■ Exercise input ■
# # # #

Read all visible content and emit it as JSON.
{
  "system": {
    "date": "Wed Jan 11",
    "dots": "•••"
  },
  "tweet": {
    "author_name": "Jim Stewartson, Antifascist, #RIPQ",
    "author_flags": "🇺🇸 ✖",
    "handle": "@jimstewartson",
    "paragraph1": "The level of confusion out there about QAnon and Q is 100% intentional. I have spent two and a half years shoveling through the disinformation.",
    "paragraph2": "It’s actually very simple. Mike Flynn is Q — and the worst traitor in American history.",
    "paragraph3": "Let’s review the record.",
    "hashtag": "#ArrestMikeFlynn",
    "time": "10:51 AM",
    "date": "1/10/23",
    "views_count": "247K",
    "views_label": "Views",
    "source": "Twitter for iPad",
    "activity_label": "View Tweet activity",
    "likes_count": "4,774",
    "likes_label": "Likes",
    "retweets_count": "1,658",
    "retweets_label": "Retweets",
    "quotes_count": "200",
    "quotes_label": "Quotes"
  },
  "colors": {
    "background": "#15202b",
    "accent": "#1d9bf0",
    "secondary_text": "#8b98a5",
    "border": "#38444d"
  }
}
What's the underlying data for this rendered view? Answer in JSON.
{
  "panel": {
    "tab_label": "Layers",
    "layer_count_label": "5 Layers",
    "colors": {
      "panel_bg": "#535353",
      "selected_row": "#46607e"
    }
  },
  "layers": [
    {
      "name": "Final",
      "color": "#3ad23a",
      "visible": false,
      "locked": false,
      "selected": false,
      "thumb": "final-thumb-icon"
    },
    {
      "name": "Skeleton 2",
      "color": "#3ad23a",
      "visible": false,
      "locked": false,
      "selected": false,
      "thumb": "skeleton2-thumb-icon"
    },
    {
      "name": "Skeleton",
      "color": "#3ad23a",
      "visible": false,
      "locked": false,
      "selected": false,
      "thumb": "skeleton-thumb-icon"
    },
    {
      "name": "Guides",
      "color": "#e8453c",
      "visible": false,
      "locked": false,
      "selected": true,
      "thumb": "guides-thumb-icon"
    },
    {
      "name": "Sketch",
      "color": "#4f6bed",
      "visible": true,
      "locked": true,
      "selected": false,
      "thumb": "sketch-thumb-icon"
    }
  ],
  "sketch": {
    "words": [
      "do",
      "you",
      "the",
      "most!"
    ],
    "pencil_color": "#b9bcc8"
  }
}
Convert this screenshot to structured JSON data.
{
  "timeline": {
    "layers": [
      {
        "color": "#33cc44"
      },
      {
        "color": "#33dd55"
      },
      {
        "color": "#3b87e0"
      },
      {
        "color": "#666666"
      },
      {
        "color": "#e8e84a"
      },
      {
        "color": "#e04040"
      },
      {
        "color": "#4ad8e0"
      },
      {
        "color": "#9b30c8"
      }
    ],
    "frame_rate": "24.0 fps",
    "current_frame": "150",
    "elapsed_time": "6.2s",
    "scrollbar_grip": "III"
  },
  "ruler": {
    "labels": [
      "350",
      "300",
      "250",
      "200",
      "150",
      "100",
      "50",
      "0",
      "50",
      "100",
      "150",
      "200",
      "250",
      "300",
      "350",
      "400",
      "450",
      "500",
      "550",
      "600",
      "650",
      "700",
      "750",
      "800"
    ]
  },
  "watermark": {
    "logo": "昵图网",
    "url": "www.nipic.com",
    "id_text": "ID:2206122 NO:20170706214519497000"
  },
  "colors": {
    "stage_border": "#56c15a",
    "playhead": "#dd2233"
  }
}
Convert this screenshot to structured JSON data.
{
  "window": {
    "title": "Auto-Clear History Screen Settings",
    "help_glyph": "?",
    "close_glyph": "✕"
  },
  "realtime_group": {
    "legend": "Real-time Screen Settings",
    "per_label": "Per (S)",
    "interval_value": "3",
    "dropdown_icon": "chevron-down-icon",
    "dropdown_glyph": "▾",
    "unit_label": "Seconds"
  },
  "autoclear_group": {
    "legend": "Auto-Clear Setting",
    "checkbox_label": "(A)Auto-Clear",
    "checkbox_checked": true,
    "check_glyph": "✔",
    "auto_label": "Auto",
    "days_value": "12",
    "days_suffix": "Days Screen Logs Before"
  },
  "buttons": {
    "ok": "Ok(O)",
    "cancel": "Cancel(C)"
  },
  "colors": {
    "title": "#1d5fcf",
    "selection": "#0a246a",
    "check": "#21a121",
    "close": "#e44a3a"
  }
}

# # # #

■ Task to complete ■
Copy each record from above without leaving any out.

■ The result ■
Read all visible content and emit it as JSON.
{
  "system": {
    "date": "Wed Jan 11",
    "dots": "•••"
  },
  "tweet": {
    "author_name": "Jim Stewartson, Antifascist, #RIPQ",
    "author_flags": "🇺🇸 ✖",
    "handle": "@jimstewartson",
    "paragraph1": "The level of confusion out there about QAnon and Q is 100% intentional. I have spent two and a half years shoveling through the disinformation.",
    "paragraph2": "It’s actually very simple. Mike Flynn is Q — and the worst traitor in American history.",
    "paragraph3": "Let’s review the record.",
    "hashtag": "#ArrestMikeFlynn",
    "time": "10:51 AM",
    "date": "1/10/23",
    "views_count": "247K",
    "views_label": "Views",
    "source": "Twitter for iPad",
    "activity_label": "View Tweet activity",
    "likes_count": "4,774",
    "likes_label": "Likes",
    "retweets_count": "1,658",
    "retweets_label": "Retweets",
    "quotes_count": "200",
    "quotes_label": "Quotes"
  },
  "colors": {
    "background": "#15202b",
    "accent": "#1d9bf0",
    "secondary_text": "#8b98a5",
    "border": "#38444d"
  }
}
What's the underlying data for this rendered view? Answer in JSON.
{
  "panel": {
    "tab_label": "Layers",
    "layer_count_label": "5 Layers",
    "colors": {
      "panel_bg": "#535353",
      "selected_row": "#46607e"
    }
  },
  "layers": [
    {
      "name": "Final",
      "color": "#3ad23a",
      "visible": false,
      "locked": false,
      "selected": false,
      "thumb": "final-thumb-icon"
    },
    {
      "name": "Skeleton 2",
      "color": "#3ad23a",
      "visible": false,
      "locked": false,
      "selected": false,
      "thumb": "skeleton2-thumb-icon"
    },
    {
      "name": "Skeleton",
      "color": "#3ad23a",
      "visible": false,
      "locked": false,
      "selected": false,
      "thumb": "skeleton-thumb-icon"
    },
    {
      "name": "Guides",
      "color": "#e8453c",
      "visible": false,
      "locked": false,
      "selected": true,
      "thumb": "guides-thumb-icon"
    },
    {
      "name": "Sketch",
      "color": "#4f6bed",
      "visible": true,
      "locked": true,
      "selected": false,
      "thumb": "sketch-thumb-icon"
    }
  ],
  "sketch": {
    "words": [
      "do",
      "you",
      "the",
      "most!"
    ],
    "pencil_color": "#b9bcc8"
  }
}
Convert this screenshot to structured JSON data.
{
  "timeline": {
    "layers": [
      {
        "color": "#33cc44"
      },
      {
        "color": "#33dd55"
      },
      {
        "color": "#3b87e0"
      },
      {
        "color": "#666666"
      },
      {
        "color": "#e8e84a"
      },
      {
        "color": "#e04040"
      },
      {
        "color": "#4ad8e0"
      },
      {
        "color": "#9b30c8"
      }
    ],
    "frame_rate": "24.0 fps",
    "current_frame": "150",
    "elapsed_time": "6.2s",
    "scrollbar_grip": "III"
  },
  "ruler": {
    "labels": [
      "350",
      "300",
      "250",
      "200",
      "150",
      "100",
      "50",
      "0",
      "50",
      "100",
      "150",
      "200",
      "250",
      "300",
      "350",
      "400",
      "450",
      "500",
      "550",
      "600",
      "650",
      "700",
      "750",
      "800"
    ]
  },
  "watermark": {
    "logo": "昵图网",
    "url": "www.nipic.com",
    "id_text": "ID:2206122 NO:20170706214519497000"
  },
  "colors": {
    "stage_border": "#56c15a",
    "playhead": "#dd2233"
  }
}
Convert this screenshot to structured JSON data.
{
  "window": {
    "title": "Auto-Clear History Screen Settings",
    "help_glyph": "?",
    "close_glyph": "✕"
  },
  "realtime_group": {
    "legend": "Real-time Screen Settings",
    "per_label": "Per (S)",
    "interval_value": "3",
    "dropdown_icon": "chevron-down-icon",
    "dropdown_glyph": "▾",
    "unit_label": "Seconds"
  },
  "autoclear_group": {
    "legend": "Auto-Clear Setting",
    "checkbox_label": "(A)Auto-Clear",
    "checkbox_checked": true,
    "check_glyph": "✔",
    "auto_label": "Auto",
    "days_value": "12",
    "days_suffix": "Days Screen Logs Before"
  },
  "buttons": {
    "ok": "Ok(O)",
    "cancel": "Cancel(C)"
  },
  "colors": {
    "title": "#1d5fcf",
    "selection": "#0a246a",
    "check": "#21a121",
    "close": "#e44a3a"
  }
}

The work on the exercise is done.